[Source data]

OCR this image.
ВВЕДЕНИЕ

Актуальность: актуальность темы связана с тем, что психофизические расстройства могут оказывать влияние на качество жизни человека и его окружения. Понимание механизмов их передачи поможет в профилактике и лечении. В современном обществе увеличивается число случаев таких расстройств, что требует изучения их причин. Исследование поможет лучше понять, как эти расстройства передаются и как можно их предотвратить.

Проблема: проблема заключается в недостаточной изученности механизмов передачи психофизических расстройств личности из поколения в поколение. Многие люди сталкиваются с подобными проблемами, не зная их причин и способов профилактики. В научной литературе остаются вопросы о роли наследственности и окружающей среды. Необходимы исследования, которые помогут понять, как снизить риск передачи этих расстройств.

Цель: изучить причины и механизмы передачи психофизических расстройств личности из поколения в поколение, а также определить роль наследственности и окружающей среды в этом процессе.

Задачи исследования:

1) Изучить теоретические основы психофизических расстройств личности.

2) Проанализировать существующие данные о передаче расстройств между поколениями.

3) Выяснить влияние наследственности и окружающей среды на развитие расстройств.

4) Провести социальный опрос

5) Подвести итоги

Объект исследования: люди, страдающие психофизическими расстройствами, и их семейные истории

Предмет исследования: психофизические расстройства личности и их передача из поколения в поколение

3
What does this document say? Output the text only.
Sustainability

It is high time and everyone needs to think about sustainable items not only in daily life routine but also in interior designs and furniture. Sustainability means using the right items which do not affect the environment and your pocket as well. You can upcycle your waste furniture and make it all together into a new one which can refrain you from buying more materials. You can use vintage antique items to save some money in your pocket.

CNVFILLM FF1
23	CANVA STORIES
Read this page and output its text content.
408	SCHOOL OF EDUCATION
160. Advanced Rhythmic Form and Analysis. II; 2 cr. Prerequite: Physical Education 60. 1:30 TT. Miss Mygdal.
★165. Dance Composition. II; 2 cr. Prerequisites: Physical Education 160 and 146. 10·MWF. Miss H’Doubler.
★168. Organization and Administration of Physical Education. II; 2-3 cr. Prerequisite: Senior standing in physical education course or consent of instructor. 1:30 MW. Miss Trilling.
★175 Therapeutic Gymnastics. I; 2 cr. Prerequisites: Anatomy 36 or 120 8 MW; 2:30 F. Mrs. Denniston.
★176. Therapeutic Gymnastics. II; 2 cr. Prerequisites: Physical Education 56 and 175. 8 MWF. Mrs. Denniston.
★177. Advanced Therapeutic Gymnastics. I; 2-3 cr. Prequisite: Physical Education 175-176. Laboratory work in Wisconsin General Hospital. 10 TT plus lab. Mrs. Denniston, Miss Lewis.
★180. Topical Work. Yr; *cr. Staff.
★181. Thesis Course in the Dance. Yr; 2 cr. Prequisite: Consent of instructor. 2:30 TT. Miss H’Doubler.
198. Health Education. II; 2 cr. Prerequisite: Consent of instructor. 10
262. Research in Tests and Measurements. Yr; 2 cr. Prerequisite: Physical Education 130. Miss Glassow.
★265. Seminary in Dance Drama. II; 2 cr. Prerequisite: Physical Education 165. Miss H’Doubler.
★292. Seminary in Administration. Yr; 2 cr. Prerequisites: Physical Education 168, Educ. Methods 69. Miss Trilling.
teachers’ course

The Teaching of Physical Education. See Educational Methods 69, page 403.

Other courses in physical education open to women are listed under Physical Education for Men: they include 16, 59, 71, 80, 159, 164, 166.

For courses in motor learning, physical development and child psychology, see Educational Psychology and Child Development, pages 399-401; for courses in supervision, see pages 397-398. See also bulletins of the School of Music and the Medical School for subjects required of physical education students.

:: WHAT TO DO ::
Copy out the whole listing, exactly as written.

:: RESPONSE FOR THIS EXERCISE ::
OCR this image.
ВВЕДЕНИЕ

Актуальность: актуальность темы связана с тем, что психофизические расстройства могут оказывать влияние на качество жизни человека и его окружения. Понимание механизмов их передачи поможет в профилактике и лечении. В современном обществе увеличивается число случаев таких расстройств, что требует изучения их причин. Исследование поможет лучше понять, как эти расстройства передаются и как можно их предотвратить.

Проблема: проблема заключается в недостаточной изученности механизмов передачи психофизических расстройств личности из поколения в поколение. Многие люди сталкиваются с подобными проблемами, не зная их причин и способов профилактики. В научной литературе остаются вопросы о роли наследственности и окружающей среды. Необходимы исследования, которые помогут понять, как снизить риск передачи этих расстройств.

Цель: изучить причины и механизмы передачи психофизических расстройств личности из поколения в поколение, а также определить роль наследственности и окружающей среды в этом процессе.

Задачи исследования:

1) Изучить теоретические основы психофизических расстройств личности.

2) Проанализировать существующие данные о передаче расстройств между поколениями.

3) Выяснить влияние наследственности и окружающей среды на развитие расстройств.

4) Провести социальный опрос

5) Подвести итоги

Объект исследования: люди, страдающие психофизическими расстройствами, и их семейные истории

Предмет исследования: психофизические расстройства личности и их передача из поколения в поколение

3
What does this document say? Output the text only.
Sustainability

It is high time and everyone needs to think about sustainable items not only in daily life routine but also in interior designs and furniture. Sustainability means using the right items which do not affect the environment and your pocket as well. You can upcycle your waste furniture and make it all together into a new one which can refrain you from buying more materials. You can use vintage antique items to save some money in your pocket.

CNVFILLM FF1
23	CANVA STORIES
Read this page and output its text content.
408	SCHOOL OF EDUCATION
160. Advanced Rhythmic Form and Analysis. II; 2 cr. Prerequite: Physical Education 60. 1:30 TT. Miss Mygdal.
★165. Dance Composition. II; 2 cr. Prerequisites: Physical Education 160 and 146. 10·MWF. Miss H’Doubler.
★168. Organization and Administration of Physical Education. II; 2-3 cr. Prerequisite: Senior standing in physical education course or consent of instructor. 1:30 MW. Miss Trilling.
★175 Therapeutic Gymnastics. I; 2 cr. Prerequisites: Anatomy 36 or 120 8 MW; 2:30 F. Mrs. Denniston.
★176. Therapeutic Gymnastics. II; 2 cr. Prerequisites: Physical Education 56 and 175. 8 MWF. Mrs. Denniston.
★177. Advanced Therapeutic Gymnastics. I; 2-3 cr. Prequisite: Physical Education 175-176. Laboratory work in Wisconsin General Hospital. 10 TT plus lab. Mrs. Denniston, Miss Lewis.
★180. Topical Work. Yr; *cr. Staff.
★181. Thesis Course in the Dance. Yr; 2 cr. Prequisite: Consent of instructor. 2:30 TT. Miss H’Doubler.
198. Health Education. II; 2 cr. Prerequisite: Consent of instructor. 10
262. Research in Tests and Measurements. Yr; 2 cr. Prerequisite: Physical Education 130. Miss Glassow.
★265. Seminary in Dance Drama. II; 2 cr. Prerequisite: Physical Education 165. Miss H’Doubler.
★292. Seminary in Administration. Yr; 2 cr. Prerequisites: Physical Education 168, Educ. Methods 69. Miss Trilling.
teachers’ course

The Teaching of Physical Education. See Educational Methods 69, page 403.

Other courses in physical education open to women are listed under Physical Education for Men: they include 16, 59, 71, 80, 159, 164, 166.

For courses in motor learning, physical development and child psychology, see Educational Psychology and Child Development, pages 399-401; for courses in supervision, see pages 397-398. See also bulletins of the School of Music and the Medical School for subjects required of physical education students.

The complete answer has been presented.